● **EXERCISE DIRECTIONS**
Take down each entry exactly as written.

Part of a data file
****************
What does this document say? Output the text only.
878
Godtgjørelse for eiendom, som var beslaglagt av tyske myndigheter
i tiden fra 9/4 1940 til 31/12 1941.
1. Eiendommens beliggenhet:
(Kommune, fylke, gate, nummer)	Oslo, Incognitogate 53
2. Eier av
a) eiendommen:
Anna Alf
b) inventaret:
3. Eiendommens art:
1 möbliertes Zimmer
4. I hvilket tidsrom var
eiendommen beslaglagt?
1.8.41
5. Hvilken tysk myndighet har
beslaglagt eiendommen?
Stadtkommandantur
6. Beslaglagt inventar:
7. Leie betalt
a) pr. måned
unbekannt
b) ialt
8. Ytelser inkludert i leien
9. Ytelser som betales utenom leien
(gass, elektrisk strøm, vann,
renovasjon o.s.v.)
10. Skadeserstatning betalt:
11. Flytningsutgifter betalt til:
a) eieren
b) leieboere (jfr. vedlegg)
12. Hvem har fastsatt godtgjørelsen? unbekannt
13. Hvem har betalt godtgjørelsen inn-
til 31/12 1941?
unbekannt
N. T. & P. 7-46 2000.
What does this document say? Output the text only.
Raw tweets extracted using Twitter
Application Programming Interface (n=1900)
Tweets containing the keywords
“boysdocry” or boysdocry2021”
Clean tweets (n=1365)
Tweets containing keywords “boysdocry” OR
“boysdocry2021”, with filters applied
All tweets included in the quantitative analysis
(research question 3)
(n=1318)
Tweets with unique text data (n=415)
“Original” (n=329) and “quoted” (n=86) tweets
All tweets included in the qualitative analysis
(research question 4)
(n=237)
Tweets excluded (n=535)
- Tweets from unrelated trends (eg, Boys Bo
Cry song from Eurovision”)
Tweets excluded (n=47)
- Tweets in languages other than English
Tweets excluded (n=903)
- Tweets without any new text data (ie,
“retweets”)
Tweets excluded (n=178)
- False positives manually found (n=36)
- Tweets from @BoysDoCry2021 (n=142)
****************
● **COMPLETE OUTPUT**
What does this document say? Output the text only.
878
Godtgjørelse for eiendom, som var beslaglagt av tyske myndigheter
i tiden fra 9/4 1940 til 31/12 1941.
1. Eiendommens beliggenhet:
(Kommune, fylke, gate, nummer)	Oslo, Incognitogate 53
2. Eier av
a) eiendommen:
Anna Alf
b) inventaret:
3. Eiendommens art:
1 möbliertes Zimmer
4. I hvilket tidsrom var
eiendommen beslaglagt?
1.8.41
5. Hvilken tysk myndighet har
beslaglagt eiendommen?
Stadtkommandantur
6. Beslaglagt inventar:
7. Leie betalt
a) pr. måned
unbekannt
b) ialt
8. Ytelser inkludert i leien
9. Ytelser som betales utenom leien
(gass, elektrisk strøm, vann,
renovasjon o.s.v.)
10. Skadeserstatning betalt:
11. Flytningsutgifter betalt til:
a) eieren
b) leieboere (jfr. vedlegg)
12. Hvem har fastsatt godtgjørelsen? unbekannt
13. Hvem har betalt godtgjørelsen inn-
til 31/12 1941?
unbekannt
N. T. & P. 7-46 2000.
What does this document say? Output the text only.
Raw tweets extracted using Twitter
Application Programming Interface (n=1900)
Tweets containing the keywords
“boysdocry” or boysdocry2021”
Clean tweets (n=1365)
Tweets containing keywords “boysdocry” OR
“boysdocry2021”, with filters applied
All tweets included in the quantitative analysis
(research question 3)
(n=1318)
Tweets with unique text data (n=415)
“Original” (n=329) and “quoted” (n=86) tweets
All tweets included in the qualitative analysis
(research question 4)
(n=237)
Tweets excluded (n=535)
- Tweets from unrelated trends (eg, Boys Bo
Cry song from Eurovision”)
Tweets excluded (n=47)
- Tweets in languages other than English
Tweets excluded (n=903)
- Tweets without any new text data (ie,
“retweets”)
Tweets excluded (n=178)
- False positives manually found (n=36)
- Tweets from @BoysDoCry2021 (n=142)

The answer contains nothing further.